■ **WORK TO DO**
Your task is to print the material below exactly as presented.

───── PROVIDED RECORDS

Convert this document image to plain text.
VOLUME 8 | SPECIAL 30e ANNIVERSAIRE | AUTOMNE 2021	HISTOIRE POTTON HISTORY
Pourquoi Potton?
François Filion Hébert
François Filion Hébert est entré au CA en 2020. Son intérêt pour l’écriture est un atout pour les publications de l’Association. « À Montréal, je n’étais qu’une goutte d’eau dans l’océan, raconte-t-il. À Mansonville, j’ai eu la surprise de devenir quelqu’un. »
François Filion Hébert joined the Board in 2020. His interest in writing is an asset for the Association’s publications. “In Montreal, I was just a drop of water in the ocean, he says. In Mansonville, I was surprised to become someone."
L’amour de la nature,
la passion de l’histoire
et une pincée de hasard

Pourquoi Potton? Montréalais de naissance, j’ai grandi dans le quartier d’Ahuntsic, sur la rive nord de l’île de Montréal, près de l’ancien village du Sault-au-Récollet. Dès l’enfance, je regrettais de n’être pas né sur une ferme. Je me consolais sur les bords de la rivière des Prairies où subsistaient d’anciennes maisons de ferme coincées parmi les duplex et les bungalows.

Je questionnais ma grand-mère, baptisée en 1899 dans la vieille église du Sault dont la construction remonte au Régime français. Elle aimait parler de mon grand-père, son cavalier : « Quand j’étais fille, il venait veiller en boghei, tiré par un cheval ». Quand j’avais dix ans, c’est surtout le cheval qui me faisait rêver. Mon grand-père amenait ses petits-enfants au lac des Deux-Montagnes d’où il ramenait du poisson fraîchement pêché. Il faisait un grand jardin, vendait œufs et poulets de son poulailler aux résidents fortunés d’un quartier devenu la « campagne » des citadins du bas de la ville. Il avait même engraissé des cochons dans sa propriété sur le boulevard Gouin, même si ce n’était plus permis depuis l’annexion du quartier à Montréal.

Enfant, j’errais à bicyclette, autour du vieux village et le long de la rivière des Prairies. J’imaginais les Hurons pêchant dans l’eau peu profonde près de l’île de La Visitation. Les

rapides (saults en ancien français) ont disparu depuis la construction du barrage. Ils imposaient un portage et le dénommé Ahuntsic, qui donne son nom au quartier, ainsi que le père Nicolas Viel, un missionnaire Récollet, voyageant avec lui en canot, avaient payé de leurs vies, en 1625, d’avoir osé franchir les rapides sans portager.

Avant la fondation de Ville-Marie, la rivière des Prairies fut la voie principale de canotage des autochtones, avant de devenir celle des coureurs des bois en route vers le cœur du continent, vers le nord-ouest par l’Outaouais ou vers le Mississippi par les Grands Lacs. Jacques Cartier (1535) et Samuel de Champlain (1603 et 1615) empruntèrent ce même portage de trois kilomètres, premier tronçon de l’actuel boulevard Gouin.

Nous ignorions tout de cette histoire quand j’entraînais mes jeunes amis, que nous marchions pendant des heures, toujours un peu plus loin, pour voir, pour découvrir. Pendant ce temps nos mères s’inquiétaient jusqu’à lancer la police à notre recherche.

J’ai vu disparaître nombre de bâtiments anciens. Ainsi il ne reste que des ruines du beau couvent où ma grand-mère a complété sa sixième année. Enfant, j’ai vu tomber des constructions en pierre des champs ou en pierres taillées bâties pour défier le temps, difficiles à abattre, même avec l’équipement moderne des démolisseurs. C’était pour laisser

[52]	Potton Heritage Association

──────────

■ **RESPONSE TO THIS TASK**
Convert this document image to plain text.
VOLUME 8 | SPECIAL 30e ANNIVERSAIRE | AUTOMNE 2021	HISTOIRE POTTON HISTORY
Pourquoi Potton?
François Filion Hébert
François Filion Hébert est entré au CA en 2020. Son intérêt pour l’écriture est un atout pour les publications de l’Association. « À Montréal, je n’étais qu’une goutte d’eau dans l’océan, raconte-t-il. À Mansonville, j’ai eu la surprise de devenir quelqu’un. »
François Filion Hébert joined the Board in 2020. His interest in writing is an asset for the Association’s publications. “In Montreal, I was just a drop of water in the ocean, he says. In Mansonville, I was surprised to become someone."
L’amour de la nature,
la passion de l’histoire
et une pincée de hasard

Pourquoi Potton? Montréalais de naissance, j’ai grandi dans le quartier d’Ahuntsic, sur la rive nord de l’île de Montréal, près de l’ancien village du Sault-au-Récollet. Dès l’enfance, je regrettais de n’être pas né sur une ferme. Je me consolais sur les bords de la rivière des Prairies où subsistaient d’anciennes maisons de ferme coincées parmi les duplex et les bungalows.

Je questionnais ma grand-mère, baptisée en 1899 dans la vieille église du Sault dont la construction remonte au Régime français. Elle aimait parler de mon grand-père, son cavalier : « Quand j’étais fille, il venait veiller en boghei, tiré par un cheval ». Quand j’avais dix ans, c’est surtout le cheval qui me faisait rêver. Mon grand-père amenait ses petits-enfants au lac des Deux-Montagnes d’où il ramenait du poisson fraîchement pêché. Il faisait un grand jardin, vendait œufs et poulets de son poulailler aux résidents fortunés d’un quartier devenu la « campagne » des citadins du bas de la ville. Il avait même engraissé des cochons dans sa propriété sur le boulevard Gouin, même si ce n’était plus permis depuis l’annexion du quartier à Montréal.

Enfant, j’errais à bicyclette, autour du vieux village et le long de la rivière des Prairies. J’imaginais les Hurons pêchant dans l’eau peu profonde près de l’île de La Visitation. Les

rapides (saults en ancien français) ont disparu depuis la construction du barrage. Ils imposaient un portage et le dénommé Ahuntsic, qui donne son nom au quartier, ainsi que le père Nicolas Viel, un missionnaire Récollet, voyageant avec lui en canot, avaient payé de leurs vies, en 1625, d’avoir osé franchir les rapides sans portager.

Avant la fondation de Ville-Marie, la rivière des Prairies fut la voie principale de canotage des autochtones, avant de devenir celle des coureurs des bois en route vers le cœur du continent, vers le nord-ouest par l’Outaouais ou vers le Mississippi par les Grands Lacs. Jacques Cartier (1535) et Samuel de Champlain (1603 et 1615) empruntèrent ce même portage de trois kilomètres, premier tronçon de l’actuel boulevard Gouin.

Nous ignorions tout de cette histoire quand j’entraînais mes jeunes amis, que nous marchions pendant des heures, toujours un peu plus loin, pour voir, pour découvrir. Pendant ce temps nos mères s’inquiétaient jusqu’à lancer la police à notre recherche.

J’ai vu disparaître nombre de bâtiments anciens. Ainsi il ne reste que des ruines du beau couvent où ma grand-mère a complété sa sixième année. Enfant, j’ai vu tomber des constructions en pierre des champs ou en pierres taillées bâties pour défier le temps, difficiles à abattre, même avec l’équipement moderne des démolisseurs. C’était pour laisser

[52]	Potton Heritage Association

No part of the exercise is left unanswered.